### WHAT YOU HAVE TO DO
Copy out lines with the word "screenshot" from the material that follows.

### Excerpts from a figure dataset
>>>>>

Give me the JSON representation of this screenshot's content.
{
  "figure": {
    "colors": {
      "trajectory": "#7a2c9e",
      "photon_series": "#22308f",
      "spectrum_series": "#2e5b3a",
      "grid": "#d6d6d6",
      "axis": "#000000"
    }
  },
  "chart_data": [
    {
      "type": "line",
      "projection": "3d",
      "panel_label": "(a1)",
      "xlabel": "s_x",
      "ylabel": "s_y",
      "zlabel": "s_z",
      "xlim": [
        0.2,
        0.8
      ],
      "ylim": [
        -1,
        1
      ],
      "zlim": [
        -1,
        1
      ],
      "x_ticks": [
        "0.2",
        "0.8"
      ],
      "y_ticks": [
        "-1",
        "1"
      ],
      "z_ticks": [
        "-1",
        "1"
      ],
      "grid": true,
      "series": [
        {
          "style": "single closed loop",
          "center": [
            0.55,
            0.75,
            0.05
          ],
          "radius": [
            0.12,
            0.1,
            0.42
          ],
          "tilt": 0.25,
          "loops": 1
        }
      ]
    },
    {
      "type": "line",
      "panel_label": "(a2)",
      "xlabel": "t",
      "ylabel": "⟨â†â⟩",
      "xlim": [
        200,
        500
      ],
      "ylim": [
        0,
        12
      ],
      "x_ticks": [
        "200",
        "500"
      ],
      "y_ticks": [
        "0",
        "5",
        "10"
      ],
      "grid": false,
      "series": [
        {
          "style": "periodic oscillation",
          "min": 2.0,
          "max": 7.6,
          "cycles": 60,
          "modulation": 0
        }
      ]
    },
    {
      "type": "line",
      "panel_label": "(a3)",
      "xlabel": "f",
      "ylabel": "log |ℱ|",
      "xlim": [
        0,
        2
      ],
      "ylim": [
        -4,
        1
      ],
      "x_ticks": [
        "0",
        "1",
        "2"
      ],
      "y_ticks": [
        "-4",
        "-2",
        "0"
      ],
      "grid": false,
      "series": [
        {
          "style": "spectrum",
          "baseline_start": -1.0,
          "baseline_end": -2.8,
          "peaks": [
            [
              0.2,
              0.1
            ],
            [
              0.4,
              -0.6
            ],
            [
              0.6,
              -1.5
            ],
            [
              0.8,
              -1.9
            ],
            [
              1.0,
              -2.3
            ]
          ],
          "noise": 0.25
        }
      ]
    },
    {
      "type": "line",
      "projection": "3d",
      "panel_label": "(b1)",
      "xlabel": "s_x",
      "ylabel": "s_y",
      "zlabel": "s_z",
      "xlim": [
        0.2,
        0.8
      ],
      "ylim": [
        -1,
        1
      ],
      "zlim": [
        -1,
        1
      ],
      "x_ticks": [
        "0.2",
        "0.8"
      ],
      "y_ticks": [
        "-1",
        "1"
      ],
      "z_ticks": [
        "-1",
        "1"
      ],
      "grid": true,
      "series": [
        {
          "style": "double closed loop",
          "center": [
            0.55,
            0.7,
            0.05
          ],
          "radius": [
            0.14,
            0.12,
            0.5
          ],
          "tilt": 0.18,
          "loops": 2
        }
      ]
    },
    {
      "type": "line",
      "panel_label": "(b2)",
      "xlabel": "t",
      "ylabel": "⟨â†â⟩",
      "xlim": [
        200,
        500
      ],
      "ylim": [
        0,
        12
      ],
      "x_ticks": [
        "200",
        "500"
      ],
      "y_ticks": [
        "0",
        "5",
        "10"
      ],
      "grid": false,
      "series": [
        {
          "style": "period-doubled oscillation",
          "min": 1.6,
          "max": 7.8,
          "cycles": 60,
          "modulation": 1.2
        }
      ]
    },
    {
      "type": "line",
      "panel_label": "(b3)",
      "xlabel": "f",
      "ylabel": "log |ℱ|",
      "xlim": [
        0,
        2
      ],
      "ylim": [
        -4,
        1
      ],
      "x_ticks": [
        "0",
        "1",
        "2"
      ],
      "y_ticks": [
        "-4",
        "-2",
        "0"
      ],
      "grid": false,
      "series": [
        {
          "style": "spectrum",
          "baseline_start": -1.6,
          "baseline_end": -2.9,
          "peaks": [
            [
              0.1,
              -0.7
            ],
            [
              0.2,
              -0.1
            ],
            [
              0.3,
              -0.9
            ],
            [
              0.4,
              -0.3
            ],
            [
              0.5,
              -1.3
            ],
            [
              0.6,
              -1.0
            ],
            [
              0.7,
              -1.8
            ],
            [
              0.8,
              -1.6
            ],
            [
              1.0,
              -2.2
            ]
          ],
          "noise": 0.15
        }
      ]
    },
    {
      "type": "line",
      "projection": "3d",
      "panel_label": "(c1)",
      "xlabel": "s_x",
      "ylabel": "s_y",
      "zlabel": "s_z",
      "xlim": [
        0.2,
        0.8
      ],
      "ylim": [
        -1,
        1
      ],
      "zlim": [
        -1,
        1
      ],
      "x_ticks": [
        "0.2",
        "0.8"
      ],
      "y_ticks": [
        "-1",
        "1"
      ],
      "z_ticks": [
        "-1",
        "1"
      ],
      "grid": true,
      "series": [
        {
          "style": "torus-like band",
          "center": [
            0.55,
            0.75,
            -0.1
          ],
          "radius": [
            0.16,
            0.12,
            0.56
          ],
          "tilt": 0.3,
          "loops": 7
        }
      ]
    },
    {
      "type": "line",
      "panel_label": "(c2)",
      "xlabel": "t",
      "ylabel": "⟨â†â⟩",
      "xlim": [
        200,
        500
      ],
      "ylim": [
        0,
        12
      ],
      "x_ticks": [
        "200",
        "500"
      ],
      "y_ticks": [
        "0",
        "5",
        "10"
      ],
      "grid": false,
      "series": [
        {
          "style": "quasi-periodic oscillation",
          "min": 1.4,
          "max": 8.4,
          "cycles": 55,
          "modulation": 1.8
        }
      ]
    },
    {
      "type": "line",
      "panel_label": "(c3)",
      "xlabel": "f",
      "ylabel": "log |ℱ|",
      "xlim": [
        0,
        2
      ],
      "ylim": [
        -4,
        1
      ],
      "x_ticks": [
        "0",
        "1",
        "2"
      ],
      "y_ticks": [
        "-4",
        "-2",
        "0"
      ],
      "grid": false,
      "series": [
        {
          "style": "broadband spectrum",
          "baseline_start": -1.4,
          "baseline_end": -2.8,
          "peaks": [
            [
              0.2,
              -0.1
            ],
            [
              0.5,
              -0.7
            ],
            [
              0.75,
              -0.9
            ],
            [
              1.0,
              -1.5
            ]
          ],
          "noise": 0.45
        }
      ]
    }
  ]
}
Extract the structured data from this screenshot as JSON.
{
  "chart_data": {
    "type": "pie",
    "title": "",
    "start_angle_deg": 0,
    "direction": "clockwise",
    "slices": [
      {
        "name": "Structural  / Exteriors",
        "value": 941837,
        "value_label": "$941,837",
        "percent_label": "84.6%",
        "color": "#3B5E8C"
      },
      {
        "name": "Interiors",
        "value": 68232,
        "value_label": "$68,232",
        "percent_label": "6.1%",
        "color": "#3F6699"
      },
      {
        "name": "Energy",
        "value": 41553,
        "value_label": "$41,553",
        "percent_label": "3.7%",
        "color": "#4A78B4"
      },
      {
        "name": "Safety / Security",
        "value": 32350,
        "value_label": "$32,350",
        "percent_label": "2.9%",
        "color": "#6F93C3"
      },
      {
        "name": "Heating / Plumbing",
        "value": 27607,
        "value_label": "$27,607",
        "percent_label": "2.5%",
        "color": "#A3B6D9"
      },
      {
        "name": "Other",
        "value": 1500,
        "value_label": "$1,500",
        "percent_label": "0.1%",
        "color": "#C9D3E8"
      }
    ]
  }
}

<<<<<

### EXERCISE SOLUTION
Give me the JSON representation of this screenshot's content.
Extract the structured data from this screenshot as JSON.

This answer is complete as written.